GIVEN TASK
Your task is to print all of the data word for word.

** START OF GIVEN RECORDS **

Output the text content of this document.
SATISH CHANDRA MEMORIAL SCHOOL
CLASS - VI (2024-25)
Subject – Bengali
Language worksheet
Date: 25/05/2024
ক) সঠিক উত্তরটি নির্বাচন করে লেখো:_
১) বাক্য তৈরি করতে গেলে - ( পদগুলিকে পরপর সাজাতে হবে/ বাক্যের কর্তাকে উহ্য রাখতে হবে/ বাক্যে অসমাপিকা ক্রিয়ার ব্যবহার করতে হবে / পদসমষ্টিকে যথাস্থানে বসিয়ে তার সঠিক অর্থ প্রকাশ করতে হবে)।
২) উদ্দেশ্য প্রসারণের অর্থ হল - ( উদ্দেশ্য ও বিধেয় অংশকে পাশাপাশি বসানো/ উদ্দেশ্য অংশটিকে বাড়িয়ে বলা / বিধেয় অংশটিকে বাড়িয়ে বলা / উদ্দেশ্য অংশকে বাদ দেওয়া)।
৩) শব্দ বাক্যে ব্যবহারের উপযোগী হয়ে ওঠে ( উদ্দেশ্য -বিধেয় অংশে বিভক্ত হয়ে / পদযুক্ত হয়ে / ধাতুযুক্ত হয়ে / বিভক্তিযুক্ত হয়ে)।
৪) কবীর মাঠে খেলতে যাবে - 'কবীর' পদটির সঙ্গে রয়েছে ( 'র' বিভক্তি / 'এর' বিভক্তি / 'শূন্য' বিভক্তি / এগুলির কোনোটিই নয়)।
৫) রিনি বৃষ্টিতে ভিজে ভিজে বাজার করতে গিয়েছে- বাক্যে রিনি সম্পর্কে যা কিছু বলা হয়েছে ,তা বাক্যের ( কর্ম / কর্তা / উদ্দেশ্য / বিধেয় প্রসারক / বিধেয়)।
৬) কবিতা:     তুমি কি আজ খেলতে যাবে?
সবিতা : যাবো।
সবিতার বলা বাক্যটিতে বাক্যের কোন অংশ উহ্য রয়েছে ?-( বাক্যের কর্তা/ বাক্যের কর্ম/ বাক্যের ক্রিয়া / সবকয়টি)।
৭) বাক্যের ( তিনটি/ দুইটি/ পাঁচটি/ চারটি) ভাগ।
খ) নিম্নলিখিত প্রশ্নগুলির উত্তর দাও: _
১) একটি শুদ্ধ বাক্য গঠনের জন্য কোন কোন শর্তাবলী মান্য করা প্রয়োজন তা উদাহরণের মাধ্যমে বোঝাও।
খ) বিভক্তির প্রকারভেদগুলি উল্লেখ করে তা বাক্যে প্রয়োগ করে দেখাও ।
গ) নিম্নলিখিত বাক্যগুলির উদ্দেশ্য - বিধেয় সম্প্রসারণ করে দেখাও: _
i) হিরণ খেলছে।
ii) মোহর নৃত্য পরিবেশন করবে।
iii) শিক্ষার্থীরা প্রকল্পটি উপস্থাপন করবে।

** END OF GIVEN RECORDS **

ANSWER IN FULL
Output the text content of this document.
SATISH CHANDRA MEMORIAL SCHOOL
CLASS - VI (2024-25)
Subject – Bengali
Language worksheet
Date: 25/05/2024
ক) সঠিক উত্তরটি নির্বাচন করে লেখো:_
১) বাক্য তৈরি করতে গেলে - ( পদগুলিকে পরপর সাজাতে হবে/ বাক্যের কর্তাকে উহ্য রাখতে হবে/ বাক্যে অসমাপিকা ক্রিয়ার ব্যবহার করতে হবে / পদসমষ্টিকে যথাস্থানে বসিয়ে তার সঠিক অর্থ প্রকাশ করতে হবে)।
২) উদ্দেশ্য প্রসারণের অর্থ হল - ( উদ্দেশ্য ও বিধেয় অংশকে পাশাপাশি বসানো/ উদ্দেশ্য অংশটিকে বাড়িয়ে বলা / বিধেয় অংশটিকে বাড়িয়ে বলা / উদ্দেশ্য অংশকে বাদ দেওয়া)।
৩) শব্দ বাক্যে ব্যবহারের উপযোগী হয়ে ওঠে ( উদ্দেশ্য -বিধেয় অংশে বিভক্ত হয়ে / পদযুক্ত হয়ে / ধাতুযুক্ত হয়ে / বিভক্তিযুক্ত হয়ে)।
৪) কবীর মাঠে খেলতে যাবে - 'কবীর' পদটির সঙ্গে রয়েছে ( 'র' বিভক্তি / 'এর' বিভক্তি / 'শূন্য' বিভক্তি / এগুলির কোনোটিই নয়)।
৫) রিনি বৃষ্টিতে ভিজে ভিজে বাজার করতে গিয়েছে- বাক্যে রিনি সম্পর্কে যা কিছু বলা হয়েছে ,তা বাক্যের ( কর্ম / কর্তা / উদ্দেশ্য / বিধেয় প্রসারক / বিধেয়)।
৬) কবিতা:     তুমি কি আজ খেলতে যাবে?
সবিতা : যাবো।
সবিতার বলা বাক্যটিতে বাক্যের কোন অংশ উহ্য রয়েছে ?-( বাক্যের কর্তা/ বাক্যের কর্ম/ বাক্যের ক্রিয়া / সবকয়টি)।
৭) বাক্যের ( তিনটি/ দুইটি/ পাঁচটি/ চারটি) ভাগ।
খ) নিম্নলিখিত প্রশ্নগুলির উত্তর দাও: _
১) একটি শুদ্ধ বাক্য গঠনের জন্য কোন কোন শর্তাবলী মান্য করা প্রয়োজন তা উদাহরণের মাধ্যমে বোঝাও।
খ) বিভক্তির প্রকারভেদগুলি উল্লেখ করে তা বাক্যে প্রয়োগ করে দেখাও ।
গ) নিম্নলিখিত বাক্যগুলির উদ্দেশ্য - বিধেয় সম্প্রসারণ করে দেখাও: _
i) হিরণ খেলছে।
ii) মোহর নৃত্য পরিবেশন করবে।
iii) শিক্ষার্থীরা প্রকল্পটি উপস্থাপন করবে।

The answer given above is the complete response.